══ The records ══

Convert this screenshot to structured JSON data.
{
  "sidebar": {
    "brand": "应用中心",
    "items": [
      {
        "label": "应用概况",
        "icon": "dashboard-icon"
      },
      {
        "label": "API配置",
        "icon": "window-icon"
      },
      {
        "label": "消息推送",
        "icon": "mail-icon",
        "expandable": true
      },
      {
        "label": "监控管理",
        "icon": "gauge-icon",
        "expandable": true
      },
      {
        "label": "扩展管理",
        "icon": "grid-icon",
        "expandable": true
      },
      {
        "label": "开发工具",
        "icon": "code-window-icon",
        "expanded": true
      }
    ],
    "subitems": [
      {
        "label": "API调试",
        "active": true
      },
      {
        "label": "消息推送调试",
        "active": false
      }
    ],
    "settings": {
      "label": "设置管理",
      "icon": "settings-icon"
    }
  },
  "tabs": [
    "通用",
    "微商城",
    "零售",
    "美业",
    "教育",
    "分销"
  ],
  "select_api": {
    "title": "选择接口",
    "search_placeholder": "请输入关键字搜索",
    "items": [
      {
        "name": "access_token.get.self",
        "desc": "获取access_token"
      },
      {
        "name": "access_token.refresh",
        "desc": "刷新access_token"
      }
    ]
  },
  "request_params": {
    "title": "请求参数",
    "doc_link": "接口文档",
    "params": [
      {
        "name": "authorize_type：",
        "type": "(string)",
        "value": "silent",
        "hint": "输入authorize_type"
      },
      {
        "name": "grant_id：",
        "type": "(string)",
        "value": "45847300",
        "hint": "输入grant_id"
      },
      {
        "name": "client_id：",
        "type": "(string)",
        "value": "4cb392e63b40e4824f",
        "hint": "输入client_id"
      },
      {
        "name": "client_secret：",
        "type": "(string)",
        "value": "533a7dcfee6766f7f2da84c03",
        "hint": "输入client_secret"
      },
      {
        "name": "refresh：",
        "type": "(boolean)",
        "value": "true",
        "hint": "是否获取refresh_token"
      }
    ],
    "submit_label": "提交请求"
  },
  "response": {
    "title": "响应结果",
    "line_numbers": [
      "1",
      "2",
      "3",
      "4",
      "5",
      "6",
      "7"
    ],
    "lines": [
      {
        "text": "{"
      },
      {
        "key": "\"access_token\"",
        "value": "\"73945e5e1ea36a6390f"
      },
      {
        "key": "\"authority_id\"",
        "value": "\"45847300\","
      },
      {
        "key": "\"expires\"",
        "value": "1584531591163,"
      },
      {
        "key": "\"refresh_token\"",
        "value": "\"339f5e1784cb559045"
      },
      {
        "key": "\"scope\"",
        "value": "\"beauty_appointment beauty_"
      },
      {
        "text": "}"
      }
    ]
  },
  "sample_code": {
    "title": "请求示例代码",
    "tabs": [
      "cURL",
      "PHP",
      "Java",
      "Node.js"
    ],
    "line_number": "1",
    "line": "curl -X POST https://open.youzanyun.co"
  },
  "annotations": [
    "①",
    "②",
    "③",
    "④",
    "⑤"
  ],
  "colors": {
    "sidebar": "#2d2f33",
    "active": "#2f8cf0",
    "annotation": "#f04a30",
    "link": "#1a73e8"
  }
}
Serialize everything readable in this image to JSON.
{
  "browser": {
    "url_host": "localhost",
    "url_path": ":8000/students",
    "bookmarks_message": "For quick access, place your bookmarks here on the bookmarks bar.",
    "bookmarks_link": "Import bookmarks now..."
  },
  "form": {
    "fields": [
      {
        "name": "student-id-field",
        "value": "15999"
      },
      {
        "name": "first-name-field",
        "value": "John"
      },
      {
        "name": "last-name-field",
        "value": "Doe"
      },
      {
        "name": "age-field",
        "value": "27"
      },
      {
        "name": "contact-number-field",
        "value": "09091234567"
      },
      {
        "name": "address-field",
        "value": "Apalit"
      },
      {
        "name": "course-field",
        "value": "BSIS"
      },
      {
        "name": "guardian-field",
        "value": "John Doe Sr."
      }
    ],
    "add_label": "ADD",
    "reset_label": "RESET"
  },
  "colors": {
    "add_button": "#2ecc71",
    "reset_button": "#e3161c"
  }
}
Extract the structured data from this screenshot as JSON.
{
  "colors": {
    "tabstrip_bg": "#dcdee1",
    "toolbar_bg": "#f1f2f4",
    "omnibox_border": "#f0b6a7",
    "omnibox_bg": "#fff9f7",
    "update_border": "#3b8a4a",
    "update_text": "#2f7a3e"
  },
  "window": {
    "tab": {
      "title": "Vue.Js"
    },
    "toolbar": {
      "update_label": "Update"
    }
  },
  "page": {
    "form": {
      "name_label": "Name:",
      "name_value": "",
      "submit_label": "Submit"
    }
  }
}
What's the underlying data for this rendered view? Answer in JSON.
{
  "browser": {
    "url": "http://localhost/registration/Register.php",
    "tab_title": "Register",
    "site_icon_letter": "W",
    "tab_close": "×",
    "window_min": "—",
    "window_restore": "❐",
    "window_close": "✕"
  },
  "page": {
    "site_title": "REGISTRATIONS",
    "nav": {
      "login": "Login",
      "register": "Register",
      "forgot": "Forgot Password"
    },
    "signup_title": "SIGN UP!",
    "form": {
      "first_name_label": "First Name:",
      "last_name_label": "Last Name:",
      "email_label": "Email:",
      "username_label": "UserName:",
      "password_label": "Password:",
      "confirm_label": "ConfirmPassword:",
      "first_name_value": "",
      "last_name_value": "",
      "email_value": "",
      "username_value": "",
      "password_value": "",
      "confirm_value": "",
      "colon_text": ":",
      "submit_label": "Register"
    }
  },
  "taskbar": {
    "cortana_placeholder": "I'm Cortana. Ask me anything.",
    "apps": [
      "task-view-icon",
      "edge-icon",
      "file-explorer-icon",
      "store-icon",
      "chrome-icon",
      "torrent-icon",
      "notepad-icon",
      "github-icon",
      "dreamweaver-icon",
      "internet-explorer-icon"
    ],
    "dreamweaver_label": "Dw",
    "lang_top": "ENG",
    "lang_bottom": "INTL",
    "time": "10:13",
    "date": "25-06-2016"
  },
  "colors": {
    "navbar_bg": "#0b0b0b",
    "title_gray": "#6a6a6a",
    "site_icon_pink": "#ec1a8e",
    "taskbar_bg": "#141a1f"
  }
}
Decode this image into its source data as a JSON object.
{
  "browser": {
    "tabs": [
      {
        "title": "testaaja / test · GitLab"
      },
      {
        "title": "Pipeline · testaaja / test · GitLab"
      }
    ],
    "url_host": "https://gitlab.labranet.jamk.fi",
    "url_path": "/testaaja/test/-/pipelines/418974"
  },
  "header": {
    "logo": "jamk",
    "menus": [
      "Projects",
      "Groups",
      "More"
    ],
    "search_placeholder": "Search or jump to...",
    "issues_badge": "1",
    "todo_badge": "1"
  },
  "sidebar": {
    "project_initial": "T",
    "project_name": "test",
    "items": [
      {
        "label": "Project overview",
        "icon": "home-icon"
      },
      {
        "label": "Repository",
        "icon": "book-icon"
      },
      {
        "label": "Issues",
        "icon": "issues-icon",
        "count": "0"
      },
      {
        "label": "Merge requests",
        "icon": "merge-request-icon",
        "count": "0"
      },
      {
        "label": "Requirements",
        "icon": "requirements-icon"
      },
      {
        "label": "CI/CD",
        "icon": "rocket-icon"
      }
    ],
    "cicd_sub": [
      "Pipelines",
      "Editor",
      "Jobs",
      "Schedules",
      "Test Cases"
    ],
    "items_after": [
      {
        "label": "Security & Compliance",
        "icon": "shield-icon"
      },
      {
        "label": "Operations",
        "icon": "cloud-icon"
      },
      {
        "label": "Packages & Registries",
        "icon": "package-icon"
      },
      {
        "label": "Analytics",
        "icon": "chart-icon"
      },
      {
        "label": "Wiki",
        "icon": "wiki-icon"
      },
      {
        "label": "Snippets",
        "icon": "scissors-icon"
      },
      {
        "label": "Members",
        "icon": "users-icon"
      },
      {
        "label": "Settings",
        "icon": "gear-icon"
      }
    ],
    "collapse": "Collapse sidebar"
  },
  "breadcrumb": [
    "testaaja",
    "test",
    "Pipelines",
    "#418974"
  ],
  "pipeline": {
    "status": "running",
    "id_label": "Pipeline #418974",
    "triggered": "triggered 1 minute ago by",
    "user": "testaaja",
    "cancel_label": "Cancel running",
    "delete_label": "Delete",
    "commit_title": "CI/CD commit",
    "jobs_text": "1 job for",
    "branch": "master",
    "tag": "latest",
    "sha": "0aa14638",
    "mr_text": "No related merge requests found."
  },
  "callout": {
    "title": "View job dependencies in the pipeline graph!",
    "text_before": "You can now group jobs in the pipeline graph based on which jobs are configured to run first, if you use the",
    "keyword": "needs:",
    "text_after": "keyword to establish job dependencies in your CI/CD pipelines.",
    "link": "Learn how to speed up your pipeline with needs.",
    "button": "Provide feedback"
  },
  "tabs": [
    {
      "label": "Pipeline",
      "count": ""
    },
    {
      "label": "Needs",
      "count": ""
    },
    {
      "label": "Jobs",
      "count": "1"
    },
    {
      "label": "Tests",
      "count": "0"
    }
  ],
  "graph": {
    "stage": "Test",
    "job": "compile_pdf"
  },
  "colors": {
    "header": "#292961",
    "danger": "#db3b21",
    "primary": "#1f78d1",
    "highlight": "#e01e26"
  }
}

═══

→ Instructions to follow
From the records above, pull out every line containing the word "running".

→ Correct result
    "status": "running",
    "cancel_label": "Cancel running",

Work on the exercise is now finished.